» The input
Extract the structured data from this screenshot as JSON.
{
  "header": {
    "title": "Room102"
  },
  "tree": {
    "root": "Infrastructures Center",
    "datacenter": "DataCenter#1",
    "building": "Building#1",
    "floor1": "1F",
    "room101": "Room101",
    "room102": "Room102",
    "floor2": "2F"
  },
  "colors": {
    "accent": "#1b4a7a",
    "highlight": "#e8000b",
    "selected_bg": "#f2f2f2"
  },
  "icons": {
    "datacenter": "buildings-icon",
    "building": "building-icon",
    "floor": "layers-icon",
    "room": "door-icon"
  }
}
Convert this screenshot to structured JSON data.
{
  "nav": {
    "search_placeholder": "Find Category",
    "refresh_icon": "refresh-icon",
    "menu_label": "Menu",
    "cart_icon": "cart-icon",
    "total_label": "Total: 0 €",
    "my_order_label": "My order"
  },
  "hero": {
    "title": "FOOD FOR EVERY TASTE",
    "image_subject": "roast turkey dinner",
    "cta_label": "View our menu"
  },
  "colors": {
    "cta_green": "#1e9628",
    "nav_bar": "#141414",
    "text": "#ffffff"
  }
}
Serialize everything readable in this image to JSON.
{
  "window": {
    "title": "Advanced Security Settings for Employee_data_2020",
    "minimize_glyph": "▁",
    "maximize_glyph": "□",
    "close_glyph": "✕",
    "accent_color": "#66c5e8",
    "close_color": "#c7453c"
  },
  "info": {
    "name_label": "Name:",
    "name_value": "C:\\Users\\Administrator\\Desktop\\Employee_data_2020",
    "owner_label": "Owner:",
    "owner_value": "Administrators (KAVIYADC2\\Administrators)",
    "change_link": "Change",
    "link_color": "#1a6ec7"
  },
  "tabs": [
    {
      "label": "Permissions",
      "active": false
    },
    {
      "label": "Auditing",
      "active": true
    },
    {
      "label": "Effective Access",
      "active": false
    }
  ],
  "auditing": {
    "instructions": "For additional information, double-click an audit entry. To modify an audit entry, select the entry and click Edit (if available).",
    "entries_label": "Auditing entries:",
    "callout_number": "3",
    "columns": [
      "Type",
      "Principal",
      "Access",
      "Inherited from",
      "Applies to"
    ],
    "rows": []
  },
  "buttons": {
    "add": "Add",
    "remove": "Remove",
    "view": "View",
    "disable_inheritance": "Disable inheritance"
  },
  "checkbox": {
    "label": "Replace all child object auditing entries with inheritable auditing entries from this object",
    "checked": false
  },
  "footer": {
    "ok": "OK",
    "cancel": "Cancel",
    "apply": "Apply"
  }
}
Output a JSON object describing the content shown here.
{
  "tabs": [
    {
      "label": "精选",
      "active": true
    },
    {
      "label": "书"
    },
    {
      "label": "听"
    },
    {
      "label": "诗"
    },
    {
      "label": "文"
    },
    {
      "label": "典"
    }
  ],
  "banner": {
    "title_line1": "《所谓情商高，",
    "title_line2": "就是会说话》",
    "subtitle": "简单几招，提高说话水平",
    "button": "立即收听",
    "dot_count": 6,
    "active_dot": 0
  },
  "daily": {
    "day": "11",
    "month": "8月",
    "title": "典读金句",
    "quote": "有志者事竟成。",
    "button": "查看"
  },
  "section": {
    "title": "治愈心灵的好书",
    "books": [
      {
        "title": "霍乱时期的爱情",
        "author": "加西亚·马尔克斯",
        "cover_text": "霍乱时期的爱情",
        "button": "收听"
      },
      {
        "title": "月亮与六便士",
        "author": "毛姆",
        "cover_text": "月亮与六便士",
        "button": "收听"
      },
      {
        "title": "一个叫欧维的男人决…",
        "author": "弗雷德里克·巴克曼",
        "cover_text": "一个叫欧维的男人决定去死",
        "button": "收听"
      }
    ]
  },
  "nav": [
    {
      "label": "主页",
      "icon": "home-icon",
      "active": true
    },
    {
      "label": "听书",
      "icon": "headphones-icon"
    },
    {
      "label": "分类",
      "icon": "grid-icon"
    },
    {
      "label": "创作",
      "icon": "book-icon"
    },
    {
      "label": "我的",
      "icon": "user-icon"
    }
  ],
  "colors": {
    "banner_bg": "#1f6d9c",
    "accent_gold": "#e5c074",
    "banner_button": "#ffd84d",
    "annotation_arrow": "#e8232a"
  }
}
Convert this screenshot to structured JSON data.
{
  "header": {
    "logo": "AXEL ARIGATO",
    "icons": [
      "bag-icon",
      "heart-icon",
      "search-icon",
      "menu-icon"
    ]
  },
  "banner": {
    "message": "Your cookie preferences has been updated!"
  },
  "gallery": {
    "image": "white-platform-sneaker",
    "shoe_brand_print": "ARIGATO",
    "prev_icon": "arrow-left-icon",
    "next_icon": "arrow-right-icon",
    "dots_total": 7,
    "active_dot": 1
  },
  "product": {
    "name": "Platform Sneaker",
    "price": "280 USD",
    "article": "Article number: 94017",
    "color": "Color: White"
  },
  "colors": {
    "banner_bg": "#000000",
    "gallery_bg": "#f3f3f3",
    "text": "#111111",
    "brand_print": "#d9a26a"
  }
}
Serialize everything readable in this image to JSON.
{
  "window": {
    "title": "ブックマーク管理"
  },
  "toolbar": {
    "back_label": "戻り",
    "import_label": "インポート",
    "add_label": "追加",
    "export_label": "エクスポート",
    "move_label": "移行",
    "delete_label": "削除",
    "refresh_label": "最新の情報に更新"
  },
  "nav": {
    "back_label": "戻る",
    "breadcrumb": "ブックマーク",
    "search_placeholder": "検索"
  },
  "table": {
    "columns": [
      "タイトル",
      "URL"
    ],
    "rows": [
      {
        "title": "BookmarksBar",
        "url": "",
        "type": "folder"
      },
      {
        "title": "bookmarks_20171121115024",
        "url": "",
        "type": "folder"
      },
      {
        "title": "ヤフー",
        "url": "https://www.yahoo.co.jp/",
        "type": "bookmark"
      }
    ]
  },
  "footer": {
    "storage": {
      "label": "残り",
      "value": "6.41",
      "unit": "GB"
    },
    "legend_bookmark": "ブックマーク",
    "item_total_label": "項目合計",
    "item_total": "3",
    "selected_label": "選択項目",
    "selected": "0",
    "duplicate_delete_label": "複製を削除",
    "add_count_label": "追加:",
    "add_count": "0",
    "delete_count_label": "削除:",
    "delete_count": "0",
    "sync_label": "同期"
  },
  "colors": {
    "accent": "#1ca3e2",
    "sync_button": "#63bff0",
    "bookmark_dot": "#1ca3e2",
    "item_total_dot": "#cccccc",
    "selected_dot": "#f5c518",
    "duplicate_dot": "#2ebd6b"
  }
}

» Aim
Every line above should be written out again exactly as it stands.

» Written response
Extract the structured data from this screenshot as JSON.
{
  "header": {
    "title": "Room102"
  },
  "tree": {
    "root": "Infrastructures Center",
    "datacenter": "DataCenter#1",
    "building": "Building#1",
    "floor1": "1F",
    "room101": "Room101",
    "room102": "Room102",
    "floor2": "2F"
  },
  "colors": {
    "accent": "#1b4a7a",
    "highlight": "#e8000b",
    "selected_bg": "#f2f2f2"
  },
  "icons": {
    "datacenter": "buildings-icon",
    "building": "building-icon",
    "floor": "layers-icon",
    "room": "door-icon"
  }
}
Convert this screenshot to structured JSON data.
{
  "nav": {
    "search_placeholder": "Find Category",
    "refresh_icon": "refresh-icon",
    "menu_label": "Menu",
    "cart_icon": "cart-icon",
    "total_label": "Total: 0 €",
    "my_order_label": "My order"
  },
  "hero": {
    "title": "FOOD FOR EVERY TASTE",
    "image_subject": "roast turkey dinner",
    "cta_label": "View our menu"
  },
  "colors": {
    "cta_green": "#1e9628",
    "nav_bar": "#141414",
    "text": "#ffffff"
  }
}
Serialize everything readable in this image to JSON.
{
  "window": {
    "title": "Advanced Security Settings for Employee_data_2020",
    "minimize_glyph": "▁",
    "maximize_glyph": "□",
    "close_glyph": "✕",
    "accent_color": "#66c5e8",
    "close_color": "#c7453c"
  },
  "info": {
    "name_label": "Name:",
    "name_value": "C:\\Users\\Administrator\\Desktop\\Employee_data_2020",
    "owner_label": "Owner:",
    "owner_value": "Administrators (KAVIYADC2\\Administrators)",
    "change_link": "Change",
    "link_color": "#1a6ec7"
  },
  "tabs": [
    {
      "label": "Permissions",
      "active": false
    },
    {
      "label": "Auditing",
      "active": true
    },
    {
      "label": "Effective Access",
      "active": false
    }
  ],
  "auditing": {
    "instructions": "For additional information, double-click an audit entry. To modify an audit entry, select the entry and click Edit (if available).",
    "entries_label": "Auditing entries:",
    "callout_number": "3",
    "columns": [
      "Type",
      "Principal",
      "Access",
      "Inherited from",
      "Applies to"
    ],
    "rows": []
  },
  "buttons": {
    "add": "Add",
    "remove": "Remove",
    "view": "View",
    "disable_inheritance": "Disable inheritance"
  },
  "checkbox": {
    "label": "Replace all child object auditing entries with inheritable auditing entries from this object",
    "checked": false
  },
  "footer": {
    "ok": "OK",
    "cancel": "Cancel",
    "apply": "Apply"
  }
}
Output a JSON object describing the content shown here.
{
  "tabs": [
    {
      "label": "精选",
      "active": true
    },
    {
      "label": "书"
    },
    {
      "label": "听"
    },
    {
      "label": "诗"
    },
    {
      "label": "文"
    },
    {
      "label": "典"
    }
  ],
  "banner": {
    "title_line1": "《所谓情商高，",
    "title_line2": "就是会说话》",
    "subtitle": "简单几招，提高说话水平",
    "button": "立即收听",
    "dot_count": 6,
    "active_dot": 0
  },
  "daily": {
    "day": "11",
    "month": "8月",
    "title": "典读金句",
    "quote": "有志者事竟成。",
    "button": "查看"
  },
  "section": {
    "title": "治愈心灵的好书",
    "books": [
      {
        "title": "霍乱时期的爱情",
        "author": "加西亚·马尔克斯",
        "cover_text": "霍乱时期的爱情",
        "button": "收听"
      },
      {
        "title": "月亮与六便士",
        "author": "毛姆",
        "cover_text": "月亮与六便士",
        "button": "收听"
      },
      {
        "title": "一个叫欧维的男人决…",
        "author": "弗雷德里克·巴克曼",
        "cover_text": "一个叫欧维的男人决定去死",
        "button": "收听"
      }
    ]
  },
  "nav": [
    {
      "label": "主页",
      "icon": "home-icon",
      "active": true
    },
    {
      "label": "听书",
      "icon": "headphones-icon"
    },
    {
      "label": "分类",
      "icon": "grid-icon"
    },
    {
      "label": "创作",
      "icon": "book-icon"
    },
    {
      "label": "我的",
      "icon": "user-icon"
    }
  ],
  "colors": {
    "banner_bg": "#1f6d9c",
    "accent_gold": "#e5c074",
    "banner_button": "#ffd84d",
    "annotation_arrow": "#e8232a"
  }
}
Convert this screenshot to structured JSON data.
{
  "header": {
    "logo": "AXEL ARIGATO",
    "icons": [
      "bag-icon",
      "heart-icon",
      "search-icon",
      "menu-icon"
    ]
  },
  "banner": {
    "message": "Your cookie preferences has been updated!"
  },
  "gallery": {
    "image": "white-platform-sneaker",
    "shoe_brand_print": "ARIGATO",
    "prev_icon": "arrow-left-icon",
    "next_icon": "arrow-right-icon",
    "dots_total": 7,
    "active_dot": 1
  },
  "product": {
    "name": "Platform Sneaker",
    "price": "280 USD",
    "article": "Article number: 94017",
    "color": "Color: White"
  },
  "colors": {
    "banner_bg": "#000000",
    "gallery_bg": "#f3f3f3",
    "text": "#111111",
    "brand_print": "#d9a26a"
  }
}
Serialize everything readable in this image to JSON.
{
  "window": {
    "title": "ブックマーク管理"
  },
  "toolbar": {
    "back_label": "戻り",
    "import_label": "インポート",
    "add_label": "追加",
    "export_label": "エクスポート",
    "move_label": "移行",
    "delete_label": "削除",
    "refresh_label": "最新の情報に更新"
  },
  "nav": {
    "back_label": "戻る",
    "breadcrumb": "ブックマーク",
    "search_placeholder": "検索"
  },
  "table": {
    "columns": [
      "タイトル",
      "URL"
    ],
    "rows": [
      {
        "title": "BookmarksBar",
        "url": "",
        "type": "folder"
      },
      {
        "title": "bookmarks_20171121115024",
        "url": "",
        "type": "folder"
      },
      {
        "title": "ヤフー",
        "url": "https://www.yahoo.co.jp/",
        "type": "bookmark"
      }
    ]
  },
  "footer": {
    "storage": {
      "label": "残り",
      "value": "6.41",
      "unit": "GB"
    },
    "legend_bookmark": "ブックマーク",
    "item_total_label": "項目合計",
    "item_total": "3",
    "selected_label": "選択項目",
    "selected": "0",
    "duplicate_delete_label": "複製を削除",
    "add_count_label": "追加:",
    "add_count": "0",
    "delete_count_label": "削除:",
    "delete_count": "0",
    "sync_label": "同期"
  },
  "colors": {
    "accent": "#1ca3e2",
    "sync_button": "#63bff0",
    "bookmark_dot": "#1ca3e2",
    "item_total_dot": "#cccccc",
    "selected_dot": "#f5c518",
    "duplicate_dot": "#2ebd6b"
  }
}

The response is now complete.